• _Instructions to follow_:
Write out the whole listing again, exactly as given.

==== Task inputs ====

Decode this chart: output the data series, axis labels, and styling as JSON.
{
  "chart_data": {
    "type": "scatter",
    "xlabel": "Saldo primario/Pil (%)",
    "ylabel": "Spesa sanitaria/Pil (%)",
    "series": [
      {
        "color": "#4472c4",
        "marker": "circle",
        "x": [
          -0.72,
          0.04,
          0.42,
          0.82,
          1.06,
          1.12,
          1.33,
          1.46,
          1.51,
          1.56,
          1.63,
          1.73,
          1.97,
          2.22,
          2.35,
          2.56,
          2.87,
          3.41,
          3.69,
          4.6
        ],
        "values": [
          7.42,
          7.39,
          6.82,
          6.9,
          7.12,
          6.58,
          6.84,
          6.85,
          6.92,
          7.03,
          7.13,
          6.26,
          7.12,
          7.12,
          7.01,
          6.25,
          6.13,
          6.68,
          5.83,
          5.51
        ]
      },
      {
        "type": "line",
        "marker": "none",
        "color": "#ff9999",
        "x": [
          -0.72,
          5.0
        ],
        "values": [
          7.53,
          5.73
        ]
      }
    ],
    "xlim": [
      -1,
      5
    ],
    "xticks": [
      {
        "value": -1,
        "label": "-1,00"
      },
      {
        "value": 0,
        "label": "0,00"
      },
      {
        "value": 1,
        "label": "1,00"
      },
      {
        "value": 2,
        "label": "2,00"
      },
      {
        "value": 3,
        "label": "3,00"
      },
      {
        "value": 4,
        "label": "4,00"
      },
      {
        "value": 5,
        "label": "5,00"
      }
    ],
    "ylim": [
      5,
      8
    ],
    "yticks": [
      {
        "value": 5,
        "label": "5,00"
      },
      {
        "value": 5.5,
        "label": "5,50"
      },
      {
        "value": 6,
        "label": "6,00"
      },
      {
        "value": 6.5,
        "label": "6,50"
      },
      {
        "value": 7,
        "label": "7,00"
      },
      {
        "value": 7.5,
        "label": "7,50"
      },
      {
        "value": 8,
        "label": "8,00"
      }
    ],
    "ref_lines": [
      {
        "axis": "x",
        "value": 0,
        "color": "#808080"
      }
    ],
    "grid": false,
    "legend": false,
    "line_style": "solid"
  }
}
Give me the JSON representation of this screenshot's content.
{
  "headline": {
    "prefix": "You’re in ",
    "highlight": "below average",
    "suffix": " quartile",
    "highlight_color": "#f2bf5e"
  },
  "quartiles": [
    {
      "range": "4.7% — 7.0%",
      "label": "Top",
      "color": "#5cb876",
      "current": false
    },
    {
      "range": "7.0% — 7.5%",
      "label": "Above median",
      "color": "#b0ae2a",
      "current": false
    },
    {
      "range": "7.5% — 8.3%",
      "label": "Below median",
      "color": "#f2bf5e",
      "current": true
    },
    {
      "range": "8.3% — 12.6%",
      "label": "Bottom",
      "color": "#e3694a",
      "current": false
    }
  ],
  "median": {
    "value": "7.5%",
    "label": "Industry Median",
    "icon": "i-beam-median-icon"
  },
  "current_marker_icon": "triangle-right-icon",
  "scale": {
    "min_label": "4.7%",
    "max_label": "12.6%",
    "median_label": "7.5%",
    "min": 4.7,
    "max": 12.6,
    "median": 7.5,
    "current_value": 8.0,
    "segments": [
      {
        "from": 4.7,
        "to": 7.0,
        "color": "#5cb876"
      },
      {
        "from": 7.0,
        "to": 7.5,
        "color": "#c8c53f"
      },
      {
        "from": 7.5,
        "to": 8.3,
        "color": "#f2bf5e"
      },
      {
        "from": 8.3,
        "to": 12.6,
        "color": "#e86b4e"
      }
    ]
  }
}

====

• _Full answer_:
Decode this chart: output the data series, axis labels, and styling as JSON.
{
  "chart_data": {
    "type": "scatter",
    "xlabel": "Saldo primario/Pil (%)",
    "ylabel": "Spesa sanitaria/Pil (%)",
    "series": [
      {
        "color": "#4472c4",
        "marker": "circle",
        "x": [
          -0.72,
          0.04,
          0.42,
          0.82,
          1.06,
          1.12,
          1.33,
          1.46,
          1.51,
          1.56,
          1.63,
          1.73,
          1.97,
          2.22,
          2.35,
          2.56,
          2.87,
          3.41,
          3.69,
          4.6
        ],
        "values": [
          7.42,
          7.39,
          6.82,
          6.9,
          7.12,
          6.58,
          6.84,
          6.85,
          6.92,
          7.03,
          7.13,
          6.26,
          7.12,
          7.12,
          7.01,
          6.25,
          6.13,
          6.68,
          5.83,
          5.51
        ]
      },
      {
        "type": "line",
        "marker": "none",
        "color": "#ff9999",
        "x": [
          -0.72,
          5.0
        ],
        "values": [
          7.53,
          5.73
        ]
      }
    ],
    "xlim": [
      -1,
      5
    ],
    "xticks": [
      {
        "value": -1,
        "label": "-1,00"
      },
      {
        "value": 0,
        "label": "0,00"
      },
      {
        "value": 1,
        "label": "1,00"
      },
      {
        "value": 2,
        "label": "2,00"
      },
      {
        "value": 3,
        "label": "3,00"
      },
      {
        "value": 4,
        "label": "4,00"
      },
      {
        "value": 5,
        "label": "5,00"
      }
    ],
    "ylim": [
      5,
      8
    ],
    "yticks": [
      {
        "value": 5,
        "label": "5,00"
      },
      {
        "value": 5.5,
        "label": "5,50"
      },
      {
        "value": 6,
        "label": "6,00"
      },
      {
        "value": 6.5,
        "label": "6,50"
      },
      {
        "value": 7,
        "label": "7,00"
      },
      {
        "value": 7.5,
        "label": "7,50"
      },
      {
        "value": 8,
        "label": "8,00"
      }
    ],
    "ref_lines": [
      {
        "axis": "x",
        "value": 0,
        "color": "#808080"
      }
    ],
    "grid": false,
    "legend": false,
    "line_style": "solid"
  }
}
Give me the JSON representation of this screenshot's content.
{
  "headline": {
    "prefix": "You’re in ",
    "highlight": "below average",
    "suffix": " quartile",
    "highlight_color": "#f2bf5e"
  },
  "quartiles": [
    {
      "range": "4.7% — 7.0%",
      "label": "Top",
      "color": "#5cb876",
      "current": false
    },
    {
      "range": "7.0% — 7.5%",
      "label": "Above median",
      "color": "#b0ae2a",
      "current": false
    },
    {
      "range": "7.5% — 8.3%",
      "label": "Below median",
      "color": "#f2bf5e",
      "current": true
    },
    {
      "range": "8.3% — 12.6%",
      "label": "Bottom",
      "color": "#e3694a",
      "current": false
    }
  ],
  "median": {
    "value": "7.5%",
    "label": "Industry Median",
    "icon": "i-beam-median-icon"
  },
  "current_marker_icon": "triangle-right-icon",
  "scale": {
    "min_label": "4.7%",
    "max_label": "12.6%",
    "median_label": "7.5%",
    "min": 4.7,
    "max": 12.6,
    "median": 7.5,
    "current_value": 8.0,
    "segments": [
      {
        "from": 4.7,
        "to": 7.0,
        "color": "#5cb876"
      },
      {
        "from": 7.0,
        "to": 7.5,
        "color": "#c8c53f"
      },
      {
        "from": 7.5,
        "to": 8.3,
        "color": "#f2bf5e"
      },
      {
        "from": 8.3,
        "to": 12.6,
        "color": "#e86b4e"
      }
    ]
  }
}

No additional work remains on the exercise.